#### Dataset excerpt
-- START --

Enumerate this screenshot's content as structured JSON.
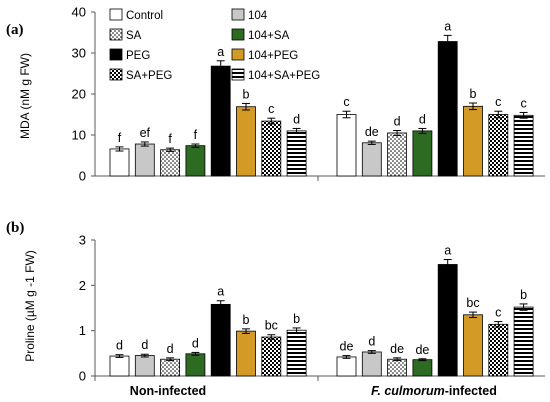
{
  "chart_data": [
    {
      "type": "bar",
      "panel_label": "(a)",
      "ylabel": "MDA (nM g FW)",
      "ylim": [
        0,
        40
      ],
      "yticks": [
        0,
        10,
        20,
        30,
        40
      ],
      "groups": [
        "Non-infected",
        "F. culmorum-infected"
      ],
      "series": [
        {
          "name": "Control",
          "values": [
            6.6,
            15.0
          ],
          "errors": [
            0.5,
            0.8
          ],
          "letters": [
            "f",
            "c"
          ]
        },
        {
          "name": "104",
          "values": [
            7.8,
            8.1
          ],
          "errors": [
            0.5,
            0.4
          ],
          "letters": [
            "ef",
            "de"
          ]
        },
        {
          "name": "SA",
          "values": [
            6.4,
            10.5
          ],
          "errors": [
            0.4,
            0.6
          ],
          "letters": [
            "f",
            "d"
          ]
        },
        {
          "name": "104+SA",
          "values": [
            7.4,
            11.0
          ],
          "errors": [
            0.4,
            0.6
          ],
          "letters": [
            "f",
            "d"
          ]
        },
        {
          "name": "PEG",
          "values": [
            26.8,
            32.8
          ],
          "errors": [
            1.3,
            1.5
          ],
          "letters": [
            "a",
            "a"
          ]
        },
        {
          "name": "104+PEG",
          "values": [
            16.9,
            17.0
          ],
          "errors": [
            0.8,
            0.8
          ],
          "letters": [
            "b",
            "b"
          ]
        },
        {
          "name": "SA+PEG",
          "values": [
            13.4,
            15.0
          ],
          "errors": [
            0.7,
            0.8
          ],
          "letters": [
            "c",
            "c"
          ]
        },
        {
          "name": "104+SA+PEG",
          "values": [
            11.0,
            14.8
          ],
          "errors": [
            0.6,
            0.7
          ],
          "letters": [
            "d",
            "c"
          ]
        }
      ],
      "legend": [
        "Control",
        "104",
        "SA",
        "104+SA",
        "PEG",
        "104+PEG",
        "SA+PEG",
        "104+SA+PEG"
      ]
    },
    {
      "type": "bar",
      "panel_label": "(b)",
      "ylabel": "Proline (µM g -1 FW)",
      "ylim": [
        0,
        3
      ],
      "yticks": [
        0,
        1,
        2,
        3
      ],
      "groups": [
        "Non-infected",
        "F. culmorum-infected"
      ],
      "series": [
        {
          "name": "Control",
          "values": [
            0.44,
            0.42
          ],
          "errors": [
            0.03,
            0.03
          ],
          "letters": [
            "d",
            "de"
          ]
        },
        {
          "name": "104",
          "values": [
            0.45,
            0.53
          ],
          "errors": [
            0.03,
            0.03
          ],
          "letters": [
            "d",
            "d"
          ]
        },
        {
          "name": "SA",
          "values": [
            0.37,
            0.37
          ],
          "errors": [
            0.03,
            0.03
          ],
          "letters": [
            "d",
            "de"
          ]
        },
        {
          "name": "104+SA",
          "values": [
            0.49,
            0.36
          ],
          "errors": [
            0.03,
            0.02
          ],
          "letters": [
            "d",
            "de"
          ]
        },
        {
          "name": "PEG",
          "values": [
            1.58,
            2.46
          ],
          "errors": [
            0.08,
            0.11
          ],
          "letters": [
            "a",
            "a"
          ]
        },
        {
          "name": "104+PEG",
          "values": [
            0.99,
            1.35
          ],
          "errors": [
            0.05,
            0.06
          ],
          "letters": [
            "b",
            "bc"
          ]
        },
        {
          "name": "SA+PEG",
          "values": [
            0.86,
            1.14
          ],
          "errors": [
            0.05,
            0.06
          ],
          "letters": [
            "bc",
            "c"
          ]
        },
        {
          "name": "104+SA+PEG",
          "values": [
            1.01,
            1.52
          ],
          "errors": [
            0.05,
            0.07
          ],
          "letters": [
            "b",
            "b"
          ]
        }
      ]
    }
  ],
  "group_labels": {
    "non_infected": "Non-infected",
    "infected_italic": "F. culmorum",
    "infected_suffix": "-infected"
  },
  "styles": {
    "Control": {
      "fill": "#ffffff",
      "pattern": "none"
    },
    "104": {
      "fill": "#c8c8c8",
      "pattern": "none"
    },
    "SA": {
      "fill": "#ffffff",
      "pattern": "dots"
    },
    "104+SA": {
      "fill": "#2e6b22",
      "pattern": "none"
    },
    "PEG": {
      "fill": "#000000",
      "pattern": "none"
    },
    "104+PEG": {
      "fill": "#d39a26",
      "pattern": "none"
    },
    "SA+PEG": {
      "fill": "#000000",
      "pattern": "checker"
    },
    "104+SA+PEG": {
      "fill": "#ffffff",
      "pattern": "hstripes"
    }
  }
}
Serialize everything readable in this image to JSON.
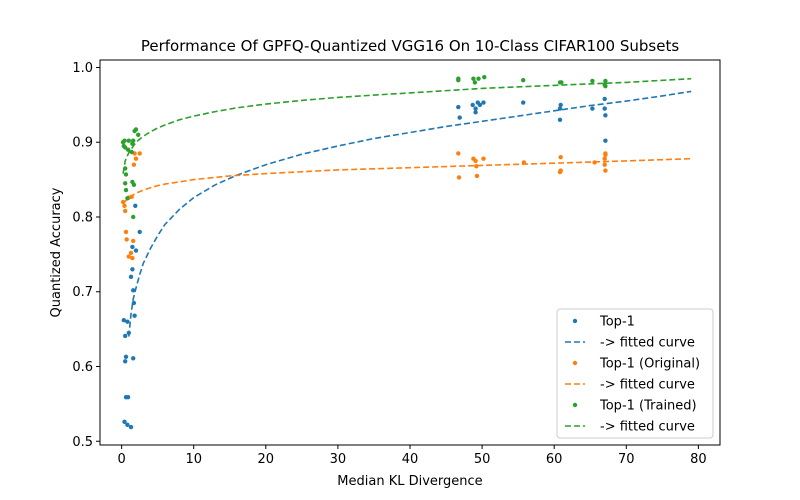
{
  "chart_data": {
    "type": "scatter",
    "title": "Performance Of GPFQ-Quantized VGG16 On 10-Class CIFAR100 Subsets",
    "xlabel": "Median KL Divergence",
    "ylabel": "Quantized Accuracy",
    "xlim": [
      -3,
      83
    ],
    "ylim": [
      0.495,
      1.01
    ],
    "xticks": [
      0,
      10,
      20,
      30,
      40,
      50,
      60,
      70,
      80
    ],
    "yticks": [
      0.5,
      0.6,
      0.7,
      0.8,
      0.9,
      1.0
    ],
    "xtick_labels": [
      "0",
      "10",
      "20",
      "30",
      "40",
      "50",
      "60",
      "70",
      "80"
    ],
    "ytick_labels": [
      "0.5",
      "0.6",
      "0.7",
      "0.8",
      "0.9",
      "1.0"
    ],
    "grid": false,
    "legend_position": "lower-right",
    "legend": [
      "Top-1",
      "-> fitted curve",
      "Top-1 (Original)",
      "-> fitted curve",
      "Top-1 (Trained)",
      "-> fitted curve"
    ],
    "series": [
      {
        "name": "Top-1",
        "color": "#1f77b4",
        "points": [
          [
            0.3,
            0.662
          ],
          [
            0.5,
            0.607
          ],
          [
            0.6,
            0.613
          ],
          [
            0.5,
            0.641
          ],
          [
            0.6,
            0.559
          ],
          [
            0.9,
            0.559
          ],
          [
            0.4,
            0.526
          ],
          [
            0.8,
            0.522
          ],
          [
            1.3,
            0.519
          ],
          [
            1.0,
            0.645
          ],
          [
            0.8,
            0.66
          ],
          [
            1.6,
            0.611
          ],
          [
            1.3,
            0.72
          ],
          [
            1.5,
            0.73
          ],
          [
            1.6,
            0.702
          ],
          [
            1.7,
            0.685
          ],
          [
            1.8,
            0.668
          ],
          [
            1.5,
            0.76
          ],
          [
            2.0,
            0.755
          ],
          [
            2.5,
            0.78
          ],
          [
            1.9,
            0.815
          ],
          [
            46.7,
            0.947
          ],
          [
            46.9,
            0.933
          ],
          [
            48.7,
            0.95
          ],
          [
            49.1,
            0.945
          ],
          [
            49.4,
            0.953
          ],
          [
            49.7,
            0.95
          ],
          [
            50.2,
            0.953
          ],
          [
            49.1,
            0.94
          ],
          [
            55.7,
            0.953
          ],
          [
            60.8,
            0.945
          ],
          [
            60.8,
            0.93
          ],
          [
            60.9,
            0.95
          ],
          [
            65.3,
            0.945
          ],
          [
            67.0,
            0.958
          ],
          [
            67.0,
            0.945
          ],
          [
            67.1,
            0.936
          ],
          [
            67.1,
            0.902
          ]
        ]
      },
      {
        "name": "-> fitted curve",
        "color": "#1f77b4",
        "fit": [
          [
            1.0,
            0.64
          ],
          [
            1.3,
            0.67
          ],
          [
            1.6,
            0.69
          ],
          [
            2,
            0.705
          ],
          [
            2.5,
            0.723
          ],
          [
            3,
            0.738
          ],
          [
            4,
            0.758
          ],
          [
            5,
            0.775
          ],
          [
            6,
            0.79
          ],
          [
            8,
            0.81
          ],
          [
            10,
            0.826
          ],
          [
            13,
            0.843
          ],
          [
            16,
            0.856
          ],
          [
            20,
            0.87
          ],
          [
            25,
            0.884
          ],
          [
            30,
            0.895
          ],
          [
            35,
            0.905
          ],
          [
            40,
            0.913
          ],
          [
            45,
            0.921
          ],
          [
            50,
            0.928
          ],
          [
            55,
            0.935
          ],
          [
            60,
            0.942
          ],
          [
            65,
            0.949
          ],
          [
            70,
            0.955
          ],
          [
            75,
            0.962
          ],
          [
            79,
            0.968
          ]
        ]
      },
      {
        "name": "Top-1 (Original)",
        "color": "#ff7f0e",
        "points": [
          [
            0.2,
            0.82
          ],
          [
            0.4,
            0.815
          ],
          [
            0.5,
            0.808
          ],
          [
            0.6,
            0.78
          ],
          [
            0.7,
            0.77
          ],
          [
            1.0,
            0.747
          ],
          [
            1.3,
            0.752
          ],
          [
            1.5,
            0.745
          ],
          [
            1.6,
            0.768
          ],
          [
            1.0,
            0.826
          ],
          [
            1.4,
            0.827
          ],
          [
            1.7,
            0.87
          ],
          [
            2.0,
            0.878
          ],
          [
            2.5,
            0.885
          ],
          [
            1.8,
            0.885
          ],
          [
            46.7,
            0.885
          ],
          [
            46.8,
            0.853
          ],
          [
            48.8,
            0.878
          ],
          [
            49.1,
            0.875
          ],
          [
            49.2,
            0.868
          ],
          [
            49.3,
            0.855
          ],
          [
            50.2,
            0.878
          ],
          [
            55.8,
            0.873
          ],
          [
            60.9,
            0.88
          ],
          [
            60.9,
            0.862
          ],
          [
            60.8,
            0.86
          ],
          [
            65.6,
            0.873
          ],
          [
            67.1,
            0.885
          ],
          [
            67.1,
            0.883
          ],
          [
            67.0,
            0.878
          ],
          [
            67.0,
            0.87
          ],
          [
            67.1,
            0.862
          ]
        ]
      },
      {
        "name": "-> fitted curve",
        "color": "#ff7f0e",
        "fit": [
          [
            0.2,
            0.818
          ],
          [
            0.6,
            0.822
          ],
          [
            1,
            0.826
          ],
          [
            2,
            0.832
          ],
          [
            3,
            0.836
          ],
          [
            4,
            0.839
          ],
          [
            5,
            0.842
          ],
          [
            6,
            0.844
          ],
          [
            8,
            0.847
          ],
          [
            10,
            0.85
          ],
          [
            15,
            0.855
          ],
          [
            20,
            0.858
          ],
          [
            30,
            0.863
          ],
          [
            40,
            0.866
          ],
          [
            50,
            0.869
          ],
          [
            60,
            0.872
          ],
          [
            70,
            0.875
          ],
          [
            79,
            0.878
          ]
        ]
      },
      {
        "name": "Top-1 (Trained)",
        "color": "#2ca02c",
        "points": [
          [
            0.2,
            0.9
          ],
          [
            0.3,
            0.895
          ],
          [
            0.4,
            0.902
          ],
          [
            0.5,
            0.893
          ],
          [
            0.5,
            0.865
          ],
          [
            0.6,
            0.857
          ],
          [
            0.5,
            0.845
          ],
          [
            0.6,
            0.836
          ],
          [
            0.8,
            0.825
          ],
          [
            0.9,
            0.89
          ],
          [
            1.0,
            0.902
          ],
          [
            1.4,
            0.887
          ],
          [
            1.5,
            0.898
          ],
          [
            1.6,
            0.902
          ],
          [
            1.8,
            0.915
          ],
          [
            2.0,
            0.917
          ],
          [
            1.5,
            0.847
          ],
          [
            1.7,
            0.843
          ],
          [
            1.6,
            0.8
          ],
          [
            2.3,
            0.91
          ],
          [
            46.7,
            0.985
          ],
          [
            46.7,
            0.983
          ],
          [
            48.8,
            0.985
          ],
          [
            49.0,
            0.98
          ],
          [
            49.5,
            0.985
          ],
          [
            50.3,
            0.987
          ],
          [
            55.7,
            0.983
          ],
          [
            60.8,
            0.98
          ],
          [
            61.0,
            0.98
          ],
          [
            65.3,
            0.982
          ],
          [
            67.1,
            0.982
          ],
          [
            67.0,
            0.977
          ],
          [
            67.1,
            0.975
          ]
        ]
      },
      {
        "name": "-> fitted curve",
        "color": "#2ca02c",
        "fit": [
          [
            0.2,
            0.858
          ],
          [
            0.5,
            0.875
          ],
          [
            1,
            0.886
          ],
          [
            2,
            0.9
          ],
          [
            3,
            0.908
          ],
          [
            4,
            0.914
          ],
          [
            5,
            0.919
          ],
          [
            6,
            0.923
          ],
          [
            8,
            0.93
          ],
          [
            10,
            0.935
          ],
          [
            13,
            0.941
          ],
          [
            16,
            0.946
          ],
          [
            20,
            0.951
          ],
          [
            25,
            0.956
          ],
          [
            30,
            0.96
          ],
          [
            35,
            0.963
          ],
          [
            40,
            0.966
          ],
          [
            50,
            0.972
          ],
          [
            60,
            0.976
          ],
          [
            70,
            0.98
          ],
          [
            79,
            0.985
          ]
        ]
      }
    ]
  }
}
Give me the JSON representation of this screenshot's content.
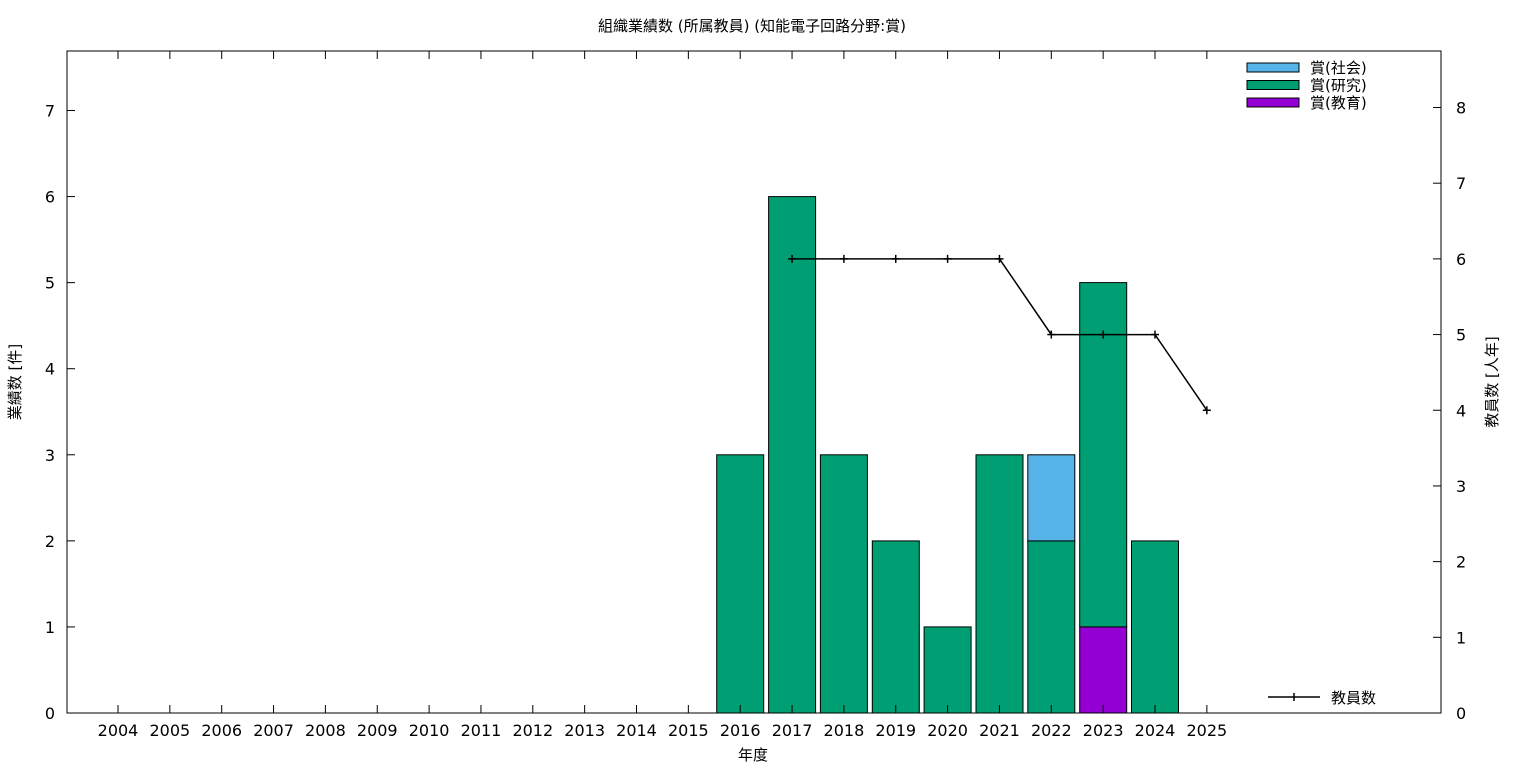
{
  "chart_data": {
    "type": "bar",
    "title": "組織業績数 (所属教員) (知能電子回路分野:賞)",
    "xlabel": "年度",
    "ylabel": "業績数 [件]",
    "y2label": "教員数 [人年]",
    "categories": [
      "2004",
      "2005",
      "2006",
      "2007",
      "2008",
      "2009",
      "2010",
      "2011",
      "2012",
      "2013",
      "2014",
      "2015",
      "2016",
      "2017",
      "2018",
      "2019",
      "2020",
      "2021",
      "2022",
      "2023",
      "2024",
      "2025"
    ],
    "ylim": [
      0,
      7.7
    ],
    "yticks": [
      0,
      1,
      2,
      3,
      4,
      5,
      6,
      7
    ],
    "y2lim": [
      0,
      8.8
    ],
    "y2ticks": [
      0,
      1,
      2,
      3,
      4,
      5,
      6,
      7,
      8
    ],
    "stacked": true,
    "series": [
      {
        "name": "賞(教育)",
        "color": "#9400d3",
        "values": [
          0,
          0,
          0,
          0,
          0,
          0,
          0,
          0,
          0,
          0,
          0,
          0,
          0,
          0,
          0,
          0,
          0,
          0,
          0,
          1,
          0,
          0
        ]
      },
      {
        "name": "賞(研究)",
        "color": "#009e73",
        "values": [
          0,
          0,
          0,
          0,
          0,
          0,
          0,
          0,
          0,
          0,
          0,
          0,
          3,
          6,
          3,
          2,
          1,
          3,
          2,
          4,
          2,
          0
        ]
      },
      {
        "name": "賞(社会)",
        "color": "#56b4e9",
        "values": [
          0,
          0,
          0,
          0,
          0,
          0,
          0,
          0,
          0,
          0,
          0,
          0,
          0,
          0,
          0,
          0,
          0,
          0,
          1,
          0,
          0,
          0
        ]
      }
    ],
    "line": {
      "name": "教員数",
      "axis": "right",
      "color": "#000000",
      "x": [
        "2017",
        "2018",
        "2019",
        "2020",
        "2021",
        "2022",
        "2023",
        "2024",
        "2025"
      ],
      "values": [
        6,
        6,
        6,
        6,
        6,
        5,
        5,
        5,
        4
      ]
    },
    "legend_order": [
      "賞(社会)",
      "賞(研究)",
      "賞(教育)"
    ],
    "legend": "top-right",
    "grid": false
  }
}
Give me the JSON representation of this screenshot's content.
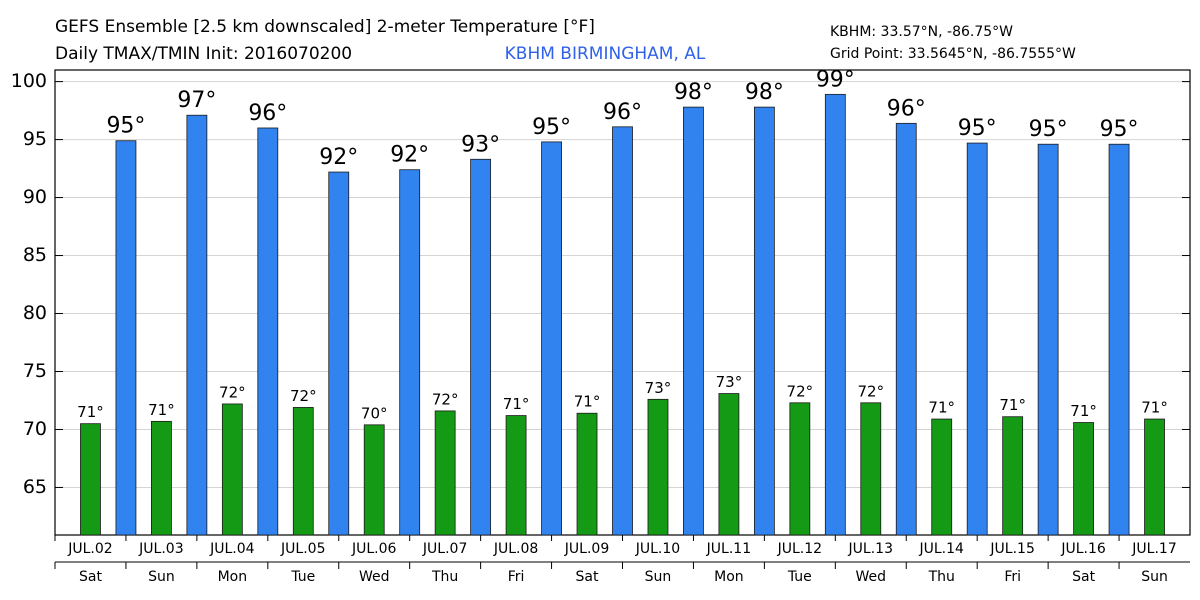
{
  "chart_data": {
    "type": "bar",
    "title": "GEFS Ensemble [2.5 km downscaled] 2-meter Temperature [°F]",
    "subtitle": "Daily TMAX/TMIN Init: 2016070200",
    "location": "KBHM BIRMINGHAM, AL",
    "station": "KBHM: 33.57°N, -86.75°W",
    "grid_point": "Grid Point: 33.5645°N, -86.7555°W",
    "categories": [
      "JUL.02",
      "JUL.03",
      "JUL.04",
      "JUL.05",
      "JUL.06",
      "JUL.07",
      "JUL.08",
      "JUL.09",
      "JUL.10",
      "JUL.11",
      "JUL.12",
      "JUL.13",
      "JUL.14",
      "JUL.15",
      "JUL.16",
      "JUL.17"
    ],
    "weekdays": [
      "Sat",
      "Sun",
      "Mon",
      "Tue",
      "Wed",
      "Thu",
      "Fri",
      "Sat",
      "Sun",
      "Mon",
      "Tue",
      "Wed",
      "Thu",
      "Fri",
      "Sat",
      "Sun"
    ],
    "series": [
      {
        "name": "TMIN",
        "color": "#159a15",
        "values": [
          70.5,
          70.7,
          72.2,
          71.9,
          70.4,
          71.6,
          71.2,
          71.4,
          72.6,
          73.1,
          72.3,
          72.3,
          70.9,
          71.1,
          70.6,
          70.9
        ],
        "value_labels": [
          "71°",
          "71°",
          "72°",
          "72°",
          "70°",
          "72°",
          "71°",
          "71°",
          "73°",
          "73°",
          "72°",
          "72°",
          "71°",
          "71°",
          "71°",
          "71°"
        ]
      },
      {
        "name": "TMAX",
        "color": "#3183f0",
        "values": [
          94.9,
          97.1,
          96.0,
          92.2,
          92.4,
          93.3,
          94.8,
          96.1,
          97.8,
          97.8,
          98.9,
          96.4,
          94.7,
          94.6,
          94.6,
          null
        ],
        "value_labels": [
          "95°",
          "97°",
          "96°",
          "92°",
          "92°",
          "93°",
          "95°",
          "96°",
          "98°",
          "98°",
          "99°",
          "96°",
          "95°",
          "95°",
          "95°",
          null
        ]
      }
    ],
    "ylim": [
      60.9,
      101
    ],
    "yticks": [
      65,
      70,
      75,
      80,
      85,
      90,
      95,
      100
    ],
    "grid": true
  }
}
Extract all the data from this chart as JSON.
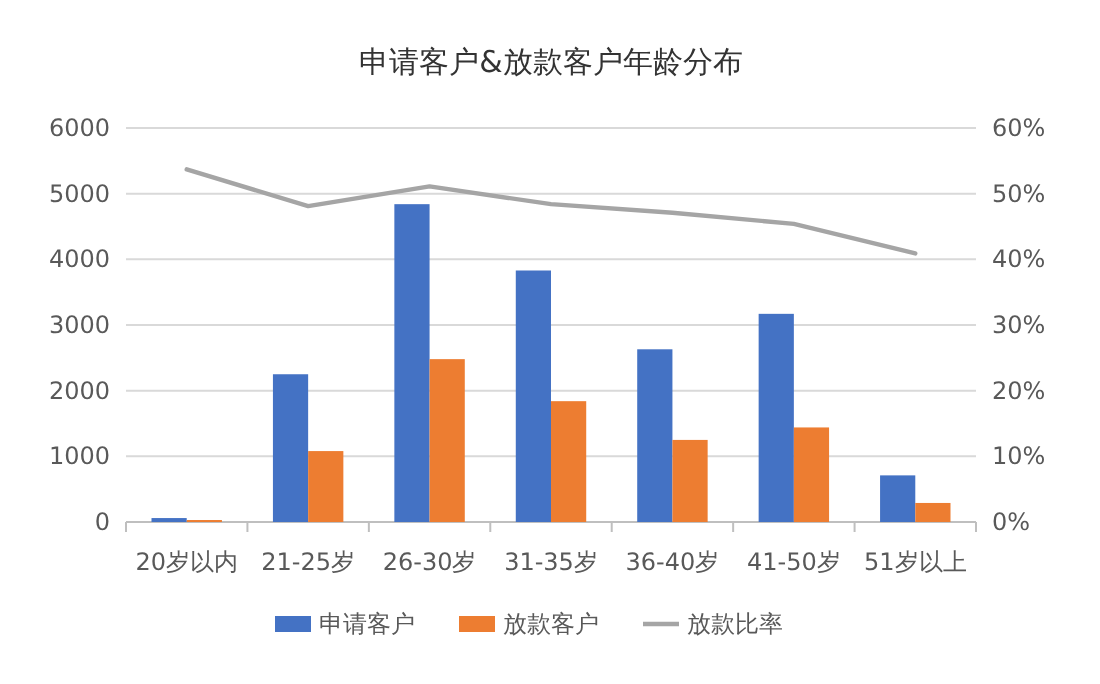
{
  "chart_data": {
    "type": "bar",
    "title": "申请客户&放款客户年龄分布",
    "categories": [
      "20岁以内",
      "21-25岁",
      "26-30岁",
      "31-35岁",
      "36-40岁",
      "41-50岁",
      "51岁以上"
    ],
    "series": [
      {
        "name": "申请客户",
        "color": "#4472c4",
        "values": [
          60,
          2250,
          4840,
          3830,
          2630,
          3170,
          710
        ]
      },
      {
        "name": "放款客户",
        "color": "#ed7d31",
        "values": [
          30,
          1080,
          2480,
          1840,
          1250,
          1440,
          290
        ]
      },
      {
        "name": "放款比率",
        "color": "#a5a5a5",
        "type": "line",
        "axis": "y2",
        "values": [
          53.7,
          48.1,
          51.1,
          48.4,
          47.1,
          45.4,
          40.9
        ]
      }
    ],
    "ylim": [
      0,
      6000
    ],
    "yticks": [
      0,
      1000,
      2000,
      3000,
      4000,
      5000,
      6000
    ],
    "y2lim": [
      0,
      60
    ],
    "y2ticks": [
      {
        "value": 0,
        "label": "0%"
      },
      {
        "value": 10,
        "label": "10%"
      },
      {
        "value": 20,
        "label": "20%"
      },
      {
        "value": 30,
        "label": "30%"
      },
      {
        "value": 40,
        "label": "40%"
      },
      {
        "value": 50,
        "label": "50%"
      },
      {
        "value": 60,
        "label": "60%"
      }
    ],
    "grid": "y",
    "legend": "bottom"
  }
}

-- END --

#### YOUR INSTRUCTIONS
Isolate the lines above that contain the word "right" and copy them.

#### EXPECTED ANSWER
    "legend_position": "lower-right",
      "axis": "right",
    "legend": "top-right",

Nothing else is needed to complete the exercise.